▶ [Provided data]
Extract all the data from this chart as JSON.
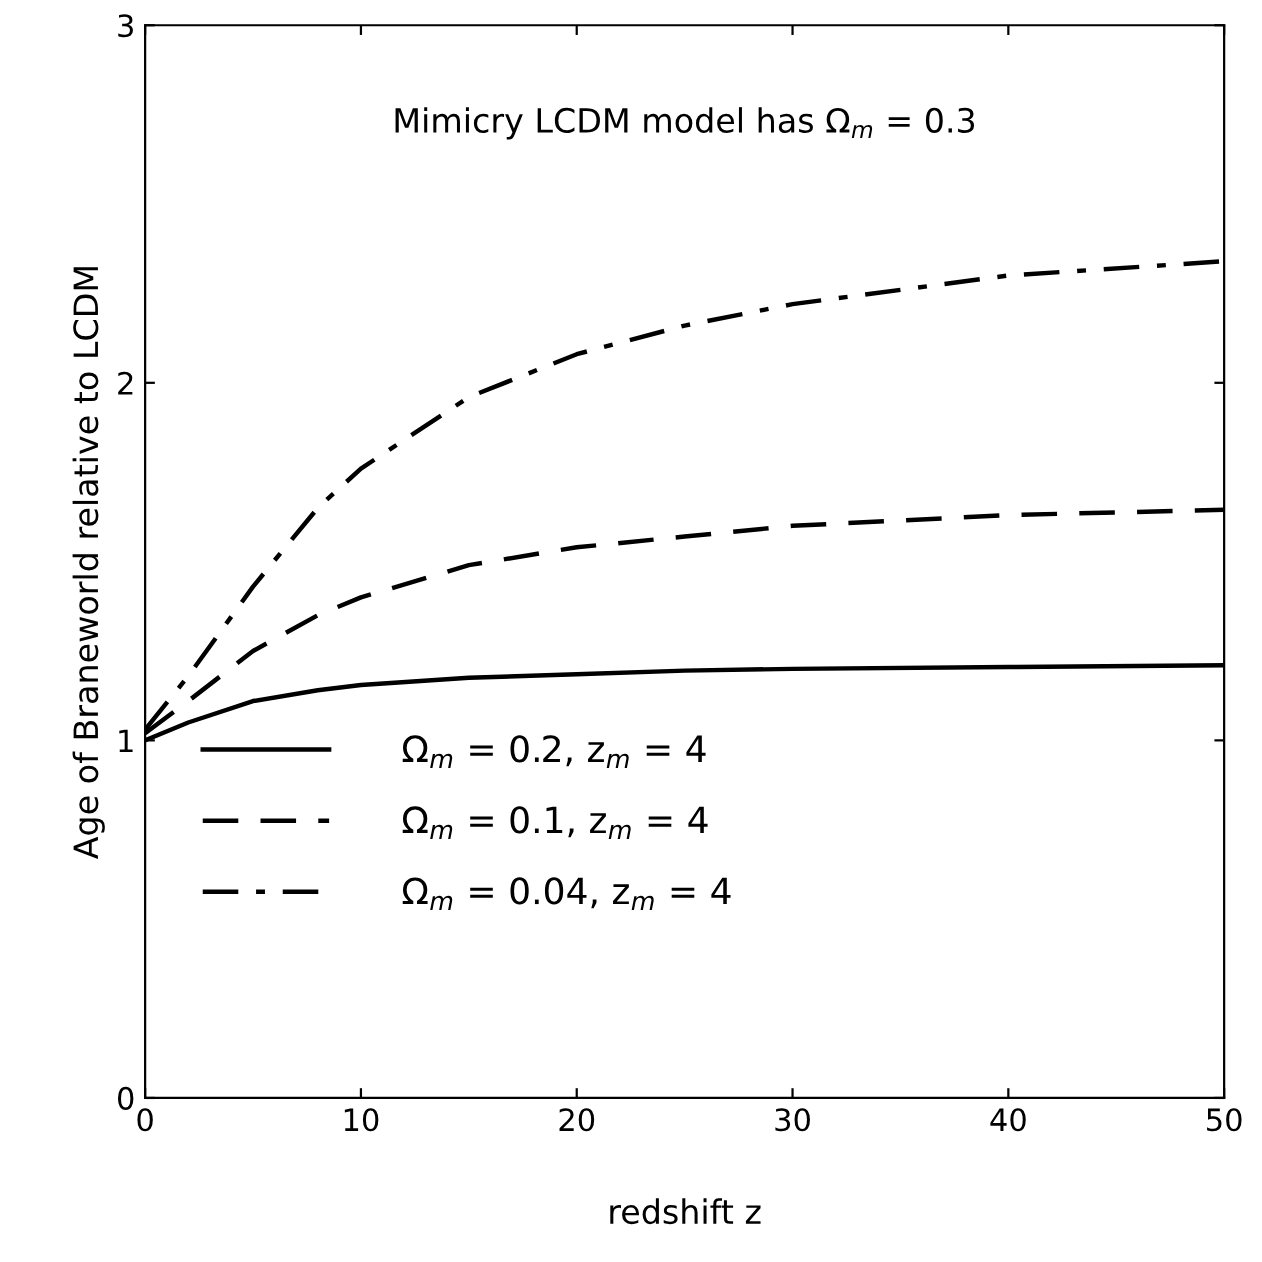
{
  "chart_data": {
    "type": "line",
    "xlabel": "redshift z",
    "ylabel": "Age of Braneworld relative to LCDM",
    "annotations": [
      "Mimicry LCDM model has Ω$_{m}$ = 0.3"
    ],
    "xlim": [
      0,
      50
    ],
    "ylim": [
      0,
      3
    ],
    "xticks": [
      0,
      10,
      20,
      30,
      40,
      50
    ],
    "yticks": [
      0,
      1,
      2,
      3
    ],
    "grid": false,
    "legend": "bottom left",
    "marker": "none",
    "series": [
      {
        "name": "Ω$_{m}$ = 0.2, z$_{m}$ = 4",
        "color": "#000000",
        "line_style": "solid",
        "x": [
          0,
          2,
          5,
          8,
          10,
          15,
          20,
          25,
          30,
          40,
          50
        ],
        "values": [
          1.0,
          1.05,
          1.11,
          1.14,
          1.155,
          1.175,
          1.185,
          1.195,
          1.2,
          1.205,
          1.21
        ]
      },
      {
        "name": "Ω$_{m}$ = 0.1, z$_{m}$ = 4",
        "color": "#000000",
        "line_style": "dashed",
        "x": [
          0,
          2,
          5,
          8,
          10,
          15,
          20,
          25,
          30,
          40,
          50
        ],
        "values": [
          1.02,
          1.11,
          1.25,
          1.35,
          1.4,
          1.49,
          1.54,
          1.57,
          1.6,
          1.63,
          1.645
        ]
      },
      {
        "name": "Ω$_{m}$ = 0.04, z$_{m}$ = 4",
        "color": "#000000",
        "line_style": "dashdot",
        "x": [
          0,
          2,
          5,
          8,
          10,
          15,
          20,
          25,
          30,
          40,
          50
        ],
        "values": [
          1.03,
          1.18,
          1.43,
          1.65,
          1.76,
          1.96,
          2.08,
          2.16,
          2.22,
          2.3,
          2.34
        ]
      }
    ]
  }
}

▶ [Stated problem] Each line in the records above should be reproduced exactly; images are not copied.

▶ [Answer for this exercise]
Extract all the data from this chart as JSON.
{
  "chart_data": {
    "type": "line",
    "xlabel": "redshift z",
    "ylabel": "Age of Braneworld relative to LCDM",
    "annotations": [
      "Mimicry LCDM model has Ω$_{m}$ = 0.3"
    ],
    "xlim": [
      0,
      50
    ],
    "ylim": [
      0,
      3
    ],
    "xticks": [
      0,
      10,
      20,
      30,
      40,
      50
    ],
    "yticks": [
      0,
      1,
      2,
      3
    ],
    "grid": false,
    "legend": "bottom left",
    "marker": "none",
    "series": [
      {
        "name": "Ω$_{m}$ = 0.2, z$_{m}$ = 4",
        "color": "#000000",
        "line_style": "solid",
        "x": [
          0,
          2,
          5,
          8,
          10,
          15,
          20,
          25,
          30,
          40,
          50
        ],
        "values": [
          1.0,
          1.05,
          1.11,
          1.14,
          1.155,
          1.175,
          1.185,
          1.195,
          1.2,
          1.205,
          1.21
        ]
      },
      {
        "name": "Ω$_{m}$ = 0.1, z$_{m}$ = 4",
        "color": "#000000",
        "line_style": "dashed",
        "x": [
          0,
          2,
          5,
          8,
          10,
          15,
          20,
          25,
          30,
          40,
          50
        ],
        "values": [
          1.02,
          1.11,
          1.25,
          1.35,
          1.4,
          1.49,
          1.54,
          1.57,
          1.6,
          1.63,
          1.645
        ]
      },
      {
        "name": "Ω$_{m}$ = 0.04, z$_{m}$ = 4",
        "color": "#000000",
        "line_style": "dashdot",
        "x": [
          0,
          2,
          5,
          8,
          10,
          15,
          20,
          25,
          30,
          40,
          50
        ],
        "values": [
          1.03,
          1.18,
          1.43,
          1.65,
          1.76,
          1.96,
          2.08,
          2.16,
          2.22,
          2.3,
          2.34
        ]
      }
    ]
  }
}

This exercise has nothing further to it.